WHAT THE TASK ASKS:
Can you pull out each line of the data below that includes the word "TERC"?

Dataset rows about figures
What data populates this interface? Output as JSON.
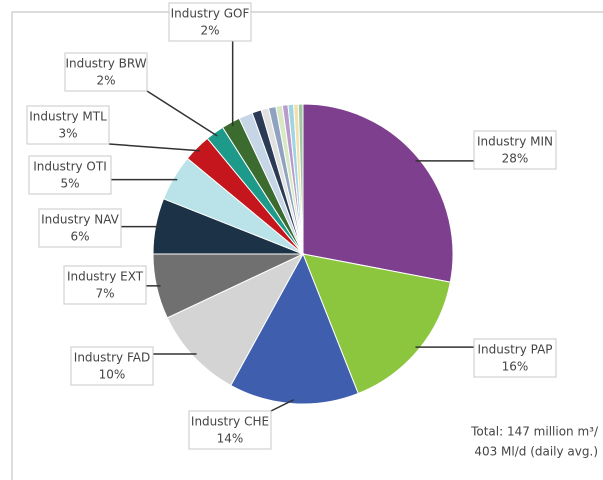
{
  "chart_data": {
    "type": "pie",
    "categories": [
      "Industry MIN",
      "Industry PAP",
      "Industry CHE",
      "Industry FAD",
      "Industry EXT",
      "Industry NAV",
      "Industry OTI",
      "Industry MTL",
      "Industry BRW",
      "Industry GOF",
      null,
      null,
      null,
      null,
      null,
      null,
      null,
      null,
      null
    ],
    "values": [
      28,
      16,
      14,
      10,
      7,
      6,
      5,
      3,
      2,
      2,
      1.5,
      1,
      0.8,
      0.8,
      0.7,
      0.6,
      0.6,
      0.5,
      0.5
    ],
    "value_labels": [
      "28%",
      "16%",
      "14%",
      "10%",
      "7%",
      "6%",
      "5%",
      "3%",
      "2%",
      "2%",
      null,
      null,
      null,
      null,
      null,
      null,
      null,
      null,
      null
    ],
    "colors": [
      "#7e3f8f",
      "#8cc63f",
      "#3f5fae",
      "#d4d4d4",
      "#707070",
      "#1c3247",
      "#b9e3e8",
      "#c4161c",
      "#1d9a8a",
      "#3c6b2f",
      "#c7d6e6",
      "#2b3a55",
      "#e0e0e0",
      "#8fa3c0",
      "#d9e8c4",
      "#b89ccc",
      "#9fd4e0",
      "#f0e0b0",
      "#a0c8a0"
    ],
    "annotations": [
      "Total: 147 million m³/",
      "403 Ml/d (daily avg.)"
    ]
  }
}
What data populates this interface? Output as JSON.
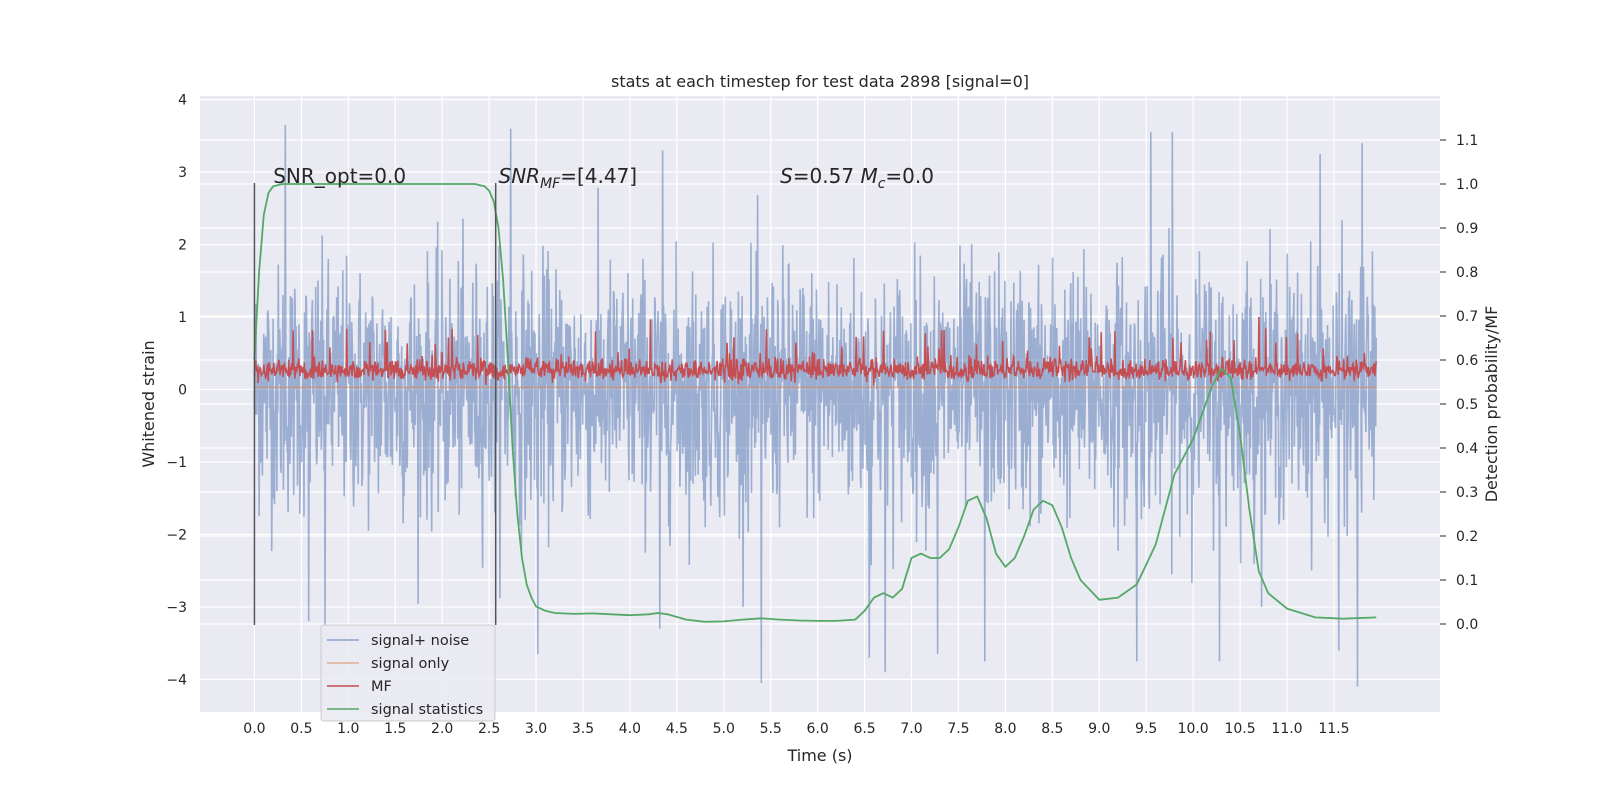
{
  "chart_data": {
    "type": "line",
    "title": "stats at each timestep for test data 2898 [signal=0]",
    "xlabel": "Time (s)",
    "ylabel": "Whitened strain",
    "ylabel_right": "Detection probability/MF",
    "xlim": [
      -0.58,
      12.63
    ],
    "ylim": [
      -4.45,
      4.05
    ],
    "ylim_right": [
      -0.2,
      1.2
    ],
    "xticks": [
      "0.0",
      "0.5",
      "1.0",
      "1.5",
      "2.0",
      "2.5",
      "3.0",
      "3.5",
      "4.0",
      "4.5",
      "5.0",
      "5.5",
      "6.0",
      "6.5",
      "7.0",
      "7.5",
      "8.0",
      "8.5",
      "9.0",
      "9.5",
      "10.0",
      "10.5",
      "11.0",
      "11.5"
    ],
    "yticks": [
      "−4",
      "−3",
      "−2",
      "−1",
      "0",
      "1",
      "2",
      "3",
      "4"
    ],
    "yticks_right": [
      "0.0",
      "0.1",
      "0.2",
      "0.3",
      "0.4",
      "0.5",
      "0.6",
      "0.7",
      "0.8",
      "0.9",
      "1.0",
      "1.1"
    ],
    "grid": true,
    "legend_position": "lower-left",
    "annotations": [
      {
        "text_parts": [
          {
            "t": "SNR_opt=0.0"
          }
        ],
        "x": 0.2,
        "y": 2.85
      },
      {
        "text_parts": [
          {
            "t": "SNR",
            "i": true
          },
          {
            "t": "MF",
            "i": true,
            "sub": true
          },
          {
            "t": "=[4.47]"
          }
        ],
        "x": 2.6,
        "y": 2.85
      },
      {
        "text_parts": [
          {
            "t": "S",
            "i": true
          },
          {
            "t": "=0.57   "
          },
          {
            "t": "M",
            "i": true
          },
          {
            "t": "c",
            "i": true,
            "sub": true
          },
          {
            "t": "=0.0"
          }
        ],
        "x": 5.6,
        "y": 2.85
      }
    ],
    "vlines": [
      {
        "x": 0.0,
        "y0": -3.25,
        "y1": 2.85
      },
      {
        "x": 2.57,
        "y0": -3.25,
        "y1": 2.85
      }
    ],
    "series": [
      {
        "name": "signal+ noise",
        "axis": "left",
        "color": "#4c72b0",
        "kind": "noise",
        "x_range": [
          0.0,
          11.95
        ],
        "std": 0.85,
        "extremes": [
          {
            "x": 0.33,
            "y": 3.65
          },
          {
            "x": 0.58,
            "y": -3.2
          },
          {
            "x": 0.75,
            "y": -3.25
          },
          {
            "x": 2.73,
            "y": 3.6
          },
          {
            "x": 3.02,
            "y": -3.65
          },
          {
            "x": 4.35,
            "y": 3.3
          },
          {
            "x": 4.32,
            "y": -3.3
          },
          {
            "x": 5.4,
            "y": -4.05
          },
          {
            "x": 6.55,
            "y": -3.7
          },
          {
            "x": 6.72,
            "y": -3.9
          },
          {
            "x": 7.28,
            "y": -3.65
          },
          {
            "x": 7.78,
            "y": -3.75
          },
          {
            "x": 9.55,
            "y": 3.55
          },
          {
            "x": 9.78,
            "y": 3.55
          },
          {
            "x": 9.4,
            "y": -3.75
          },
          {
            "x": 11.35,
            "y": 3.25
          },
          {
            "x": 11.55,
            "y": -3.6
          },
          {
            "x": 11.75,
            "y": -4.1
          },
          {
            "x": 11.8,
            "y": 3.4
          },
          {
            "x": 10.28,
            "y": -3.75
          }
        ]
      },
      {
        "name": "signal only",
        "axis": "left",
        "color": "#dd8452",
        "kind": "flat",
        "x_range": [
          0.0,
          11.95
        ],
        "value": 0.03
      },
      {
        "name": "MF",
        "axis": "left",
        "color": "#c44e52",
        "kind": "mf",
        "x_range": [
          0.0,
          11.95
        ],
        "baseline": 0.26,
        "std": 0.09,
        "peaks": [
          {
            "x": 4.22,
            "y": 0.97
          },
          {
            "x": 10.7,
            "y": 1.0
          },
          {
            "x": 0.62,
            "y": 0.82
          },
          {
            "x": 7.35,
            "y": 0.82
          }
        ]
      },
      {
        "name": "signal statistics",
        "axis": "right",
        "color": "#55a868",
        "kind": "line",
        "x": [
          0.0,
          0.05,
          0.1,
          0.15,
          0.2,
          0.3,
          0.5,
          1.0,
          1.5,
          2.0,
          2.2,
          2.35,
          2.45,
          2.5,
          2.55,
          2.6,
          2.65,
          2.7,
          2.75,
          2.8,
          2.85,
          2.9,
          2.95,
          3.0,
          3.1,
          3.2,
          3.4,
          3.6,
          3.8,
          4.0,
          4.2,
          4.3,
          4.4,
          4.6,
          4.8,
          5.0,
          5.2,
          5.4,
          5.6,
          5.8,
          6.0,
          6.2,
          6.4,
          6.5,
          6.6,
          6.7,
          6.8,
          6.9,
          7.0,
          7.1,
          7.2,
          7.3,
          7.4,
          7.5,
          7.6,
          7.7,
          7.8,
          7.9,
          8.0,
          8.1,
          8.2,
          8.3,
          8.4,
          8.5,
          8.6,
          8.7,
          8.8,
          9.0,
          9.2,
          9.4,
          9.6,
          9.8,
          10.0,
          10.1,
          10.2,
          10.3,
          10.4,
          10.5,
          10.6,
          10.7,
          10.8,
          11.0,
          11.3,
          11.6,
          11.95
        ],
        "y": [
          0.6,
          0.8,
          0.93,
          0.98,
          0.995,
          1.0,
          1.0,
          1.0,
          1.0,
          1.0,
          1.0,
          1.0,
          0.995,
          0.985,
          0.96,
          0.9,
          0.78,
          0.6,
          0.4,
          0.25,
          0.15,
          0.09,
          0.06,
          0.04,
          0.03,
          0.025,
          0.023,
          0.024,
          0.022,
          0.02,
          0.022,
          0.025,
          0.022,
          0.01,
          0.005,
          0.006,
          0.01,
          0.013,
          0.01,
          0.008,
          0.007,
          0.007,
          0.01,
          0.03,
          0.06,
          0.07,
          0.06,
          0.08,
          0.15,
          0.16,
          0.15,
          0.15,
          0.17,
          0.22,
          0.28,
          0.29,
          0.24,
          0.16,
          0.13,
          0.15,
          0.2,
          0.26,
          0.28,
          0.27,
          0.22,
          0.15,
          0.1,
          0.055,
          0.06,
          0.09,
          0.18,
          0.34,
          0.42,
          0.48,
          0.54,
          0.58,
          0.56,
          0.43,
          0.26,
          0.12,
          0.07,
          0.035,
          0.015,
          0.012,
          0.015
        ]
      }
    ]
  }
}
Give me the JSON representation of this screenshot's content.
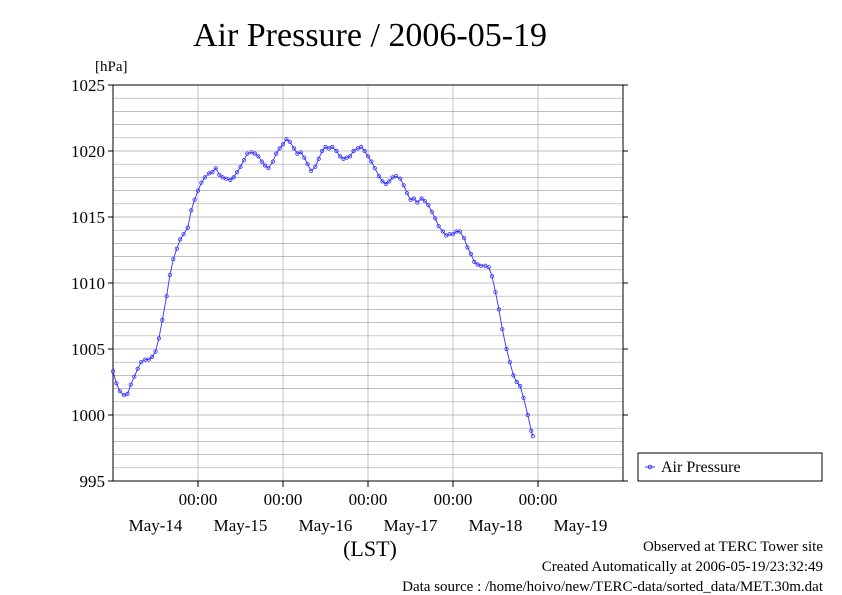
{
  "chart_data": {
    "type": "line",
    "title": "Air Pressure / 2006-05-19",
    "ylabel": "[hPa]",
    "xlabel": "(LST)",
    "ylim": [
      995,
      1025
    ],
    "yticks": [
      995,
      1000,
      1005,
      1010,
      1015,
      1020,
      1025
    ],
    "xlim": [
      0,
      6
    ],
    "xtick_positions": [
      1,
      2,
      3,
      4,
      5
    ],
    "xtick_time_labels": [
      "00:00",
      "00:00",
      "00:00",
      "00:00",
      "00:00"
    ],
    "x_day_labels": [
      "May-14",
      "May-15",
      "May-16",
      "May-17",
      "May-18",
      "May-19"
    ],
    "x_units": "days since May-13 00:00",
    "grid": true,
    "legend": "right-bottom",
    "series": [
      {
        "name": "Air Pressure",
        "color": "#3333ff",
        "marker": "circle",
        "points": [
          [
            0.0,
            1003.3
          ],
          [
            0.04,
            1002.4
          ],
          [
            0.08,
            1001.8
          ],
          [
            0.13,
            1001.5
          ],
          [
            0.17,
            1001.6
          ],
          [
            0.21,
            1002.3
          ],
          [
            0.25,
            1002.9
          ],
          [
            0.29,
            1003.5
          ],
          [
            0.33,
            1004.0
          ],
          [
            0.38,
            1004.2
          ],
          [
            0.42,
            1004.2
          ],
          [
            0.46,
            1004.4
          ],
          [
            0.5,
            1004.8
          ],
          [
            0.54,
            1005.8
          ],
          [
            0.58,
            1007.2
          ],
          [
            0.63,
            1009.0
          ],
          [
            0.67,
            1010.6
          ],
          [
            0.71,
            1011.8
          ],
          [
            0.75,
            1012.6
          ],
          [
            0.79,
            1013.3
          ],
          [
            0.83,
            1013.7
          ],
          [
            0.88,
            1014.2
          ],
          [
            0.92,
            1015.5
          ],
          [
            0.96,
            1016.3
          ],
          [
            1.0,
            1017.0
          ],
          [
            1.04,
            1017.6
          ],
          [
            1.08,
            1018.0
          ],
          [
            1.13,
            1018.3
          ],
          [
            1.17,
            1018.4
          ],
          [
            1.21,
            1018.7
          ],
          [
            1.25,
            1018.2
          ],
          [
            1.29,
            1018.0
          ],
          [
            1.33,
            1017.9
          ],
          [
            1.38,
            1017.8
          ],
          [
            1.42,
            1018.0
          ],
          [
            1.46,
            1018.4
          ],
          [
            1.5,
            1018.8
          ],
          [
            1.54,
            1019.3
          ],
          [
            1.58,
            1019.8
          ],
          [
            1.63,
            1019.9
          ],
          [
            1.67,
            1019.8
          ],
          [
            1.71,
            1019.6
          ],
          [
            1.75,
            1019.2
          ],
          [
            1.79,
            1018.9
          ],
          [
            1.83,
            1018.7
          ],
          [
            1.88,
            1019.2
          ],
          [
            1.92,
            1019.8
          ],
          [
            1.96,
            1020.2
          ],
          [
            2.0,
            1020.5
          ],
          [
            2.04,
            1020.9
          ],
          [
            2.08,
            1020.7
          ],
          [
            2.13,
            1020.2
          ],
          [
            2.17,
            1019.8
          ],
          [
            2.21,
            1019.9
          ],
          [
            2.25,
            1019.5
          ],
          [
            2.29,
            1019.0
          ],
          [
            2.33,
            1018.5
          ],
          [
            2.38,
            1018.8
          ],
          [
            2.42,
            1019.4
          ],
          [
            2.46,
            1020.0
          ],
          [
            2.5,
            1020.3
          ],
          [
            2.54,
            1020.2
          ],
          [
            2.58,
            1020.3
          ],
          [
            2.63,
            1020.0
          ],
          [
            2.67,
            1019.6
          ],
          [
            2.71,
            1019.4
          ],
          [
            2.75,
            1019.5
          ],
          [
            2.79,
            1019.6
          ],
          [
            2.83,
            1020.0
          ],
          [
            2.88,
            1020.2
          ],
          [
            2.92,
            1020.3
          ],
          [
            2.96,
            1020.0
          ],
          [
            3.0,
            1019.6
          ],
          [
            3.04,
            1019.2
          ],
          [
            3.08,
            1018.7
          ],
          [
            3.13,
            1018.1
          ],
          [
            3.17,
            1017.7
          ],
          [
            3.21,
            1017.5
          ],
          [
            3.25,
            1017.7
          ],
          [
            3.29,
            1018.0
          ],
          [
            3.33,
            1018.1
          ],
          [
            3.38,
            1017.9
          ],
          [
            3.42,
            1017.4
          ],
          [
            3.46,
            1016.8
          ],
          [
            3.5,
            1016.3
          ],
          [
            3.54,
            1016.4
          ],
          [
            3.58,
            1016.1
          ],
          [
            3.63,
            1016.4
          ],
          [
            3.67,
            1016.2
          ],
          [
            3.71,
            1015.9
          ],
          [
            3.75,
            1015.4
          ],
          [
            3.79,
            1014.9
          ],
          [
            3.83,
            1014.3
          ],
          [
            3.88,
            1013.9
          ],
          [
            3.92,
            1013.6
          ],
          [
            3.96,
            1013.7
          ],
          [
            4.0,
            1013.7
          ],
          [
            4.04,
            1013.9
          ],
          [
            4.08,
            1013.9
          ],
          [
            4.13,
            1013.4
          ],
          [
            4.17,
            1012.7
          ],
          [
            4.21,
            1012.2
          ],
          [
            4.25,
            1011.6
          ],
          [
            4.29,
            1011.4
          ],
          [
            4.33,
            1011.3
          ],
          [
            4.38,
            1011.3
          ],
          [
            4.42,
            1011.2
          ],
          [
            4.46,
            1010.5
          ],
          [
            4.5,
            1009.3
          ],
          [
            4.54,
            1008.0
          ],
          [
            4.58,
            1006.5
          ],
          [
            4.63,
            1005.0
          ],
          [
            4.67,
            1004.0
          ],
          [
            4.71,
            1003.0
          ],
          [
            4.75,
            1002.5
          ],
          [
            4.79,
            1002.2
          ],
          [
            4.83,
            1001.3
          ],
          [
            4.88,
            1000.0
          ],
          [
            4.92,
            998.8
          ],
          [
            4.94,
            998.4
          ]
        ]
      }
    ]
  },
  "footer": {
    "observed": "Observed at TERC Tower site",
    "created": "Created Automatically at 2006-05-19/23:32:49",
    "source": "Data source : /home/hoivo/new/TERC-data/sorted_data/MET.30m.dat"
  }
}
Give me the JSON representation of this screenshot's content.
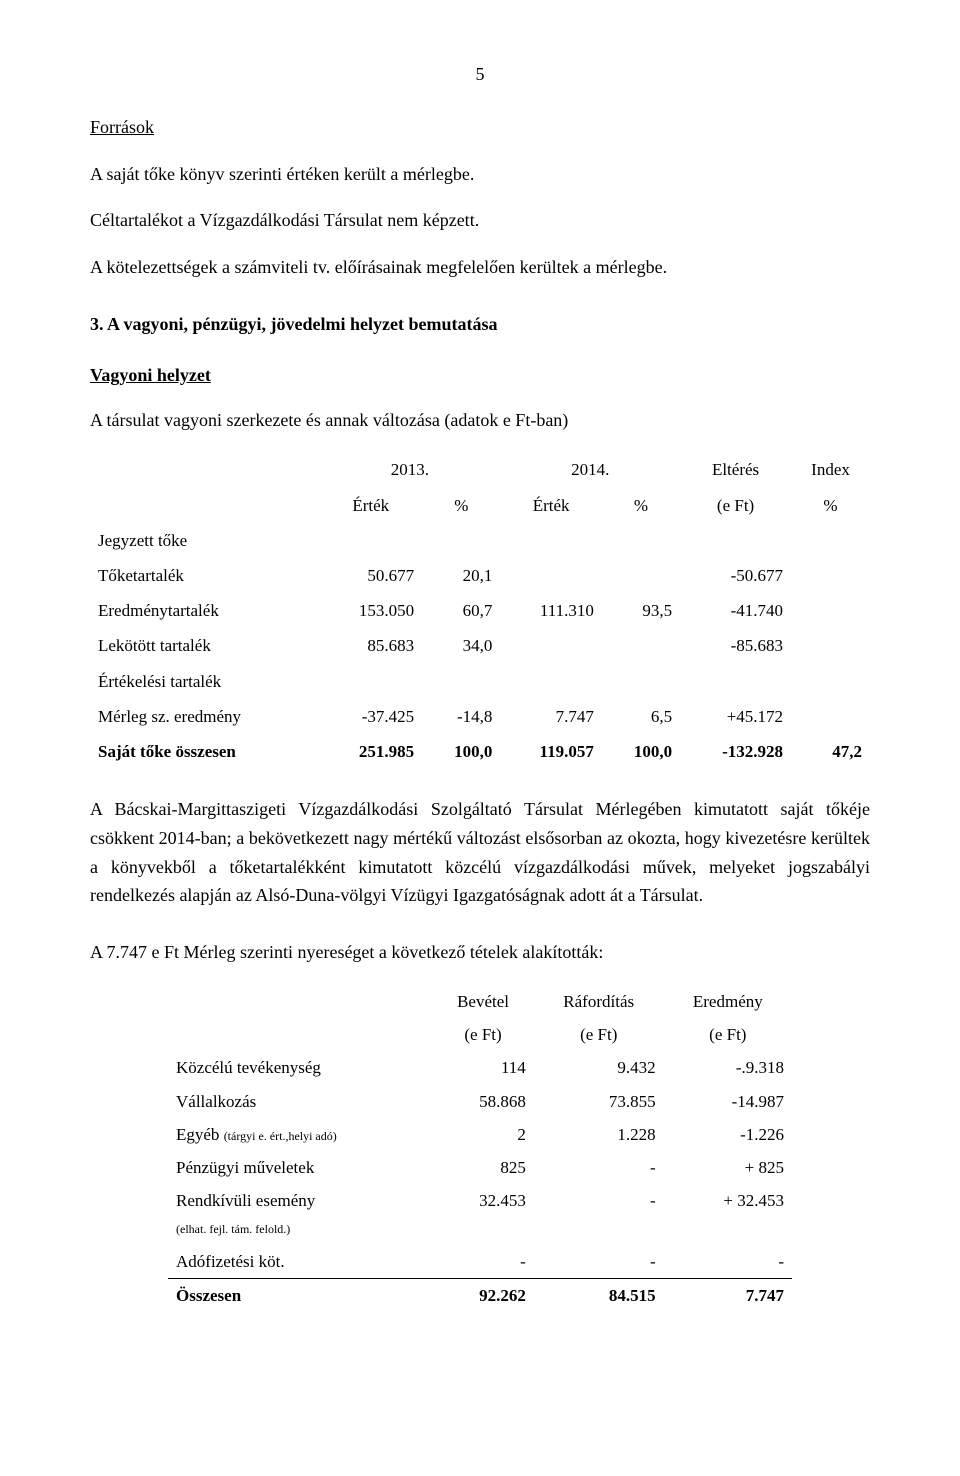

EXERCISE ANSWER:
    "observed": "Observed at TERC Tower site",
    "source": "Data source : /home/hoivo/new/TERC-data/sorted_data/MET.30m.dat"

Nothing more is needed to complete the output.